## Written instruction
Write out the material exactly. Do not include the pictures.

== Records provided ==

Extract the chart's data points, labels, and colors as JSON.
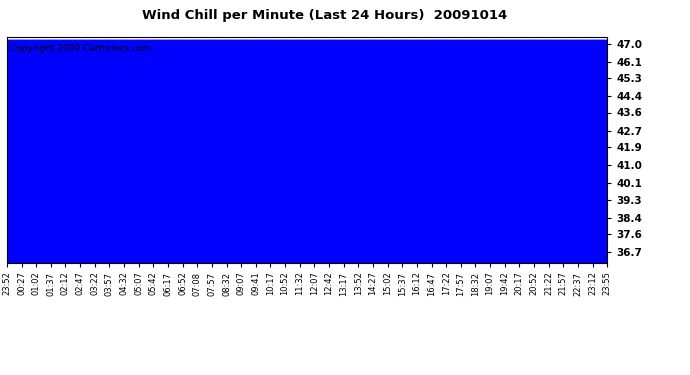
{
  "title": "Wind Chill per Minute (Last 24 Hours)  20091014",
  "copyright_text": "Copyright 2009 Cartronics.com",
  "line_color": "#0000FF",
  "fill_color": "#0000FF",
  "background_color": "#FFFFFF",
  "plot_bg_color": "#FFFFFF",
  "grid_color": "#AAAAAA",
  "yticks": [
    36.7,
    37.6,
    38.4,
    39.3,
    40.1,
    41.0,
    41.9,
    42.7,
    43.6,
    44.4,
    45.3,
    46.1,
    47.0
  ],
  "ylim": [
    36.2,
    47.3
  ],
  "xtick_labels": [
    "23:52",
    "00:27",
    "01:02",
    "01:37",
    "02:12",
    "02:47",
    "03:22",
    "03:57",
    "04:32",
    "05:07",
    "05:42",
    "06:17",
    "06:52",
    "07:08",
    "07:57",
    "08:32",
    "09:07",
    "09:41",
    "10:17",
    "10:52",
    "11:32",
    "12:07",
    "12:42",
    "13:17",
    "13:52",
    "14:27",
    "15:02",
    "15:37",
    "16:12",
    "16:47",
    "17:22",
    "17:57",
    "18:32",
    "19:07",
    "19:42",
    "20:17",
    "20:52",
    "21:22",
    "21:57",
    "22:37",
    "23:12",
    "23:55"
  ]
}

===

## Response to the exercise
Extract the chart's data points, labels, and colors as JSON.
{
  "title": "Wind Chill per Minute (Last 24 Hours)  20091014",
  "copyright_text": "Copyright 2009 Cartronics.com",
  "line_color": "#0000FF",
  "fill_color": "#0000FF",
  "background_color": "#FFFFFF",
  "plot_bg_color": "#FFFFFF",
  "grid_color": "#AAAAAA",
  "yticks": [
    36.7,
    37.6,
    38.4,
    39.3,
    40.1,
    41.0,
    41.9,
    42.7,
    43.6,
    44.4,
    45.3,
    46.1,
    47.0
  ],
  "ylim": [
    36.2,
    47.3
  ],
  "xtick_labels": [
    "23:52",
    "00:27",
    "01:02",
    "01:37",
    "02:12",
    "02:47",
    "03:22",
    "03:57",
    "04:32",
    "05:07",
    "05:42",
    "06:17",
    "06:52",
    "07:08",
    "07:57",
    "08:32",
    "09:07",
    "09:41",
    "10:17",
    "10:52",
    "11:32",
    "12:07",
    "12:42",
    "13:17",
    "13:52",
    "14:27",
    "15:02",
    "15:37",
    "16:12",
    "16:47",
    "17:22",
    "17:57",
    "18:32",
    "19:07",
    "19:42",
    "20:17",
    "20:52",
    "21:22",
    "21:57",
    "22:37",
    "23:12",
    "23:55"
  ]
}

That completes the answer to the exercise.